Work to complete
From the listing below, extract every line in which the word "ГОСТ" appears.

>> Begin

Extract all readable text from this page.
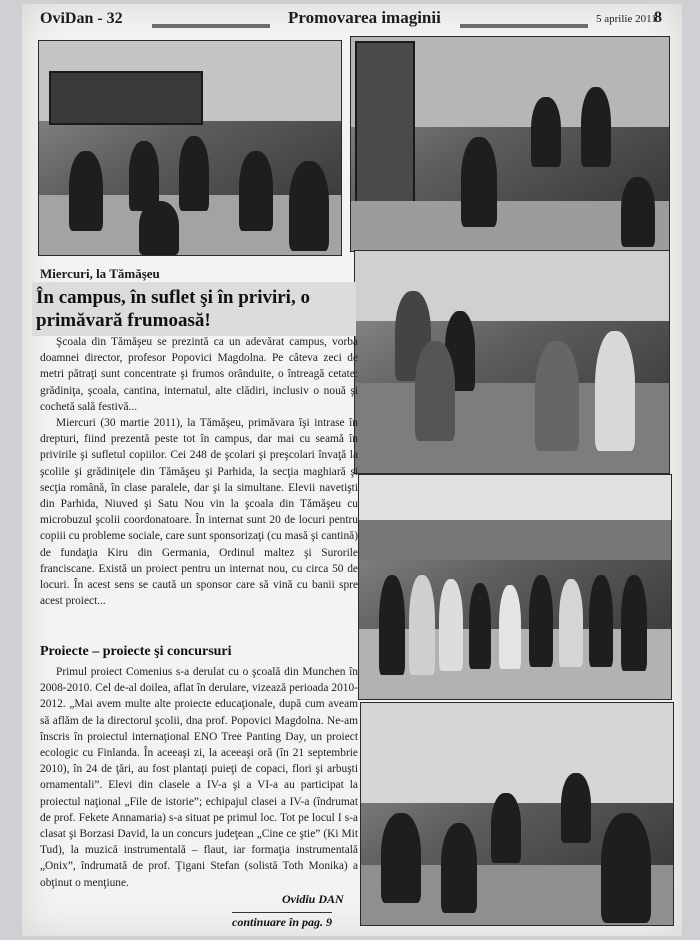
OviDan - 32	Promovarea imaginii	5 aprilie 2011
8
Miercuri, la Tămăşeu
În campus, în suflet şi în priviri, o primăvară frumoasă!

Şcoala din Tămăşeu se prezintă ca un adevărat campus, vorba doamnei director, profesor Popovici Magdolna. Pe câteva zeci de metri pătraţi sunt concentrate şi frumos orânduite, o întreagă cetate: grădiniţa, şcoala, cantina, internatul, alte clădiri, inclusiv o nouă şi cochetă sală festivă...

Miercuri (30 martie 2011), la Tămăşeu, primăvara îşi intrase în drepturi, fiind prezentă peste tot în campus, dar mai cu seamă în privirile şi sufletul copiilor. Cei 248 de şcolari şi preşcolari învaţă la şcolile şi grădiniţele din Tămăşeu şi Parhida, la secţia maghiară şi secţia română, în clase paralele, dar şi la simultane. Elevii navetişti din Parhida, Niuved şi Satu Nou vin la şcoala din Tămăşeu cu microbuzul şcolii coordonatoare. În internat sunt 20 de locuri pentru copiii cu probleme sociale, care sunt sponsorizaţi (cu masă şi cantină) de fundaţia Kiru din Germania, Ordinul maltez şi Surorile franciscane. Există un proiect pentru un internat nou, cu circa 50 de locuri. În acest sens se caută un sponsor care să vină cu banii spre acest proiect...

Proiecte – proiecte şi concursuri

Primul proiect Comenius s-a derulat cu o şcoală din Munchen în 2008-2010. Cel de-al doilea, aflat în derulare, vizează perioada 2010-2012. „Mai avem multe alte proiecte educaţionale, după cum aveam să aflăm de la directorul şcolii, dna prof. Popovici Magdolna. Ne-am înscris în proiectul internaţional ENO Tree Panting Day, un proiect ecologic cu Finlanda. În aceeaşi zi, la aceeaşi oră (în 21 septembrie 2010), în 24 de ţări, au fost plantaţi puieţi de copaci, flori şi arbuşti ornamentali”. Elevi din clasele a IV-a şi a VI-a au participat la proiectul naţional „File de istorie”; echipajul clasei a IV-a (îndrumat de prof. Fekete Annamaria) s-a situat pe primul loc. Tot pe locul I s-a clasat şi Borzasi David, la un concurs judeţean „Cine ce ştie” (Ki Mit Tud), la muzică instrumentală – flaut, iar formaţia instrumentală „Onix”, îndrumată de prof. Ţigani Stefan (solistă Toth Monika) a obţinut o menţiune.

Ovidiu DAN
continuare în pag. 9
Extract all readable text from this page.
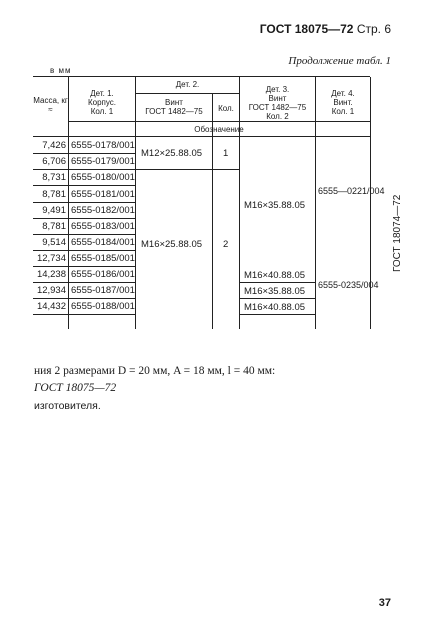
ГОСТ 18075—72 Стр. 6
Продолжение табл. 1
в мм
Масса, кг
≈
Дет. 1.
Корпус.
Кол. 1
Дет. 2.
Винт
ГОСТ 1482—75	Кол.
Дет. 3.
Винт
ГОСТ 1482—75
Кол. 2
Дет. 4.
Винт.
Кол. 1
Обозначение
7,426 6555-0178/001
6,706 6555-0179/001
8,731 6555-0180/001
8,781 6555-0181/001
9,491 6555-0182/001
8,781 6555-0183/001
9,514 6555-0184/001
12,734 6555-0185/001
14,238 6555-0186/001
12,934 6555-0187/001
14,432 6555-0188/001
M12×25.88.05 1
M16×25.88.05 2
M16×35.88.05
M16×40.88.05
M16×35.88.05
M16×40.88.05
6555—0221/004
6555-0235/004
ГОСТ 18074—72
ния 2 размерами D = 20 мм, A = 18 мм, l = 40 мм:
ГОСТ 18075—72
изготовителя.
37
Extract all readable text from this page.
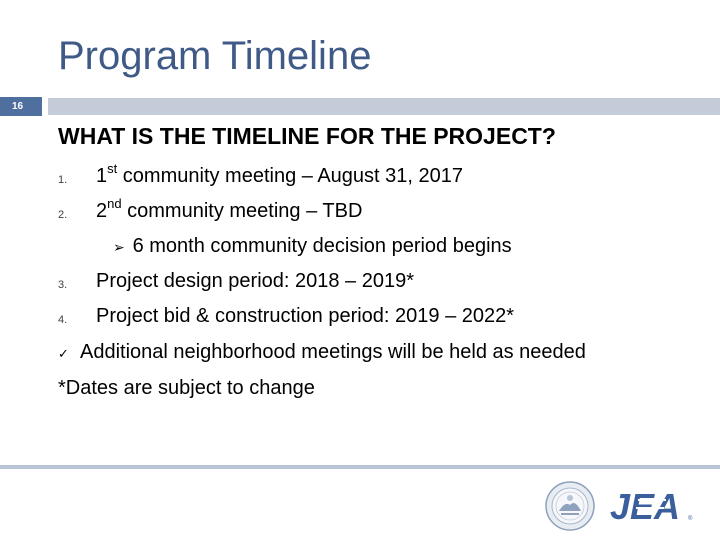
Program Timeline
16
WHAT IS THE TIMELINE FOR THE PROJECT?
1. 1st community meeting – August 31, 2017
2. 2nd community meeting – TBD
➢ 6 month community decision period begins
3. Project design period: 2018 – 2019*
4. Project bid & construction period: 2019 – 2022*
✓ Additional neighborhood meetings will be held as needed
*Dates are subject to change
JEA ®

>> End

The solution
ГОСТ 18075—72 Стр. 6
ГОСТ 1482—75	Кол.
ГОСТ 1482—75
ГОСТ 18074—72
ГОСТ 18075—72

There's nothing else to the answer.